State how many lines in the listing below include the word "国民公论". Give nothing but the number.

§ **MATERIAL TO PROCESS**
····················
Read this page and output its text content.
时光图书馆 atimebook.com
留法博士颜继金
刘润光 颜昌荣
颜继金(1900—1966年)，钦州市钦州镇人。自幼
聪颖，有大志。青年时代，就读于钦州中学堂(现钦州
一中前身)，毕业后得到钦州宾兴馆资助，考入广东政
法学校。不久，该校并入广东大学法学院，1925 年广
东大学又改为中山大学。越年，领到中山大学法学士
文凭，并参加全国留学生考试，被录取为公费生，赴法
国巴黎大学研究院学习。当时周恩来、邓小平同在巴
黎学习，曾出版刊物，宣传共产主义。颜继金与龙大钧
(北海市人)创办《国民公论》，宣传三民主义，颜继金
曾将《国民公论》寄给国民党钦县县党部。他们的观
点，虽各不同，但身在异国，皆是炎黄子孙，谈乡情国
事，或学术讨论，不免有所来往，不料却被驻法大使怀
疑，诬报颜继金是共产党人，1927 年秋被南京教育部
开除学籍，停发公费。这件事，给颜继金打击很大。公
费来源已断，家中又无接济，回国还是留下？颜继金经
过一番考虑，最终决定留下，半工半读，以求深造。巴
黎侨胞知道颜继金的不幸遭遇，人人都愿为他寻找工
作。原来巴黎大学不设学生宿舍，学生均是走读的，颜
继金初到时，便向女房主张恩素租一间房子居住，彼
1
····················
§ **COMPLETED EXERCISE**
2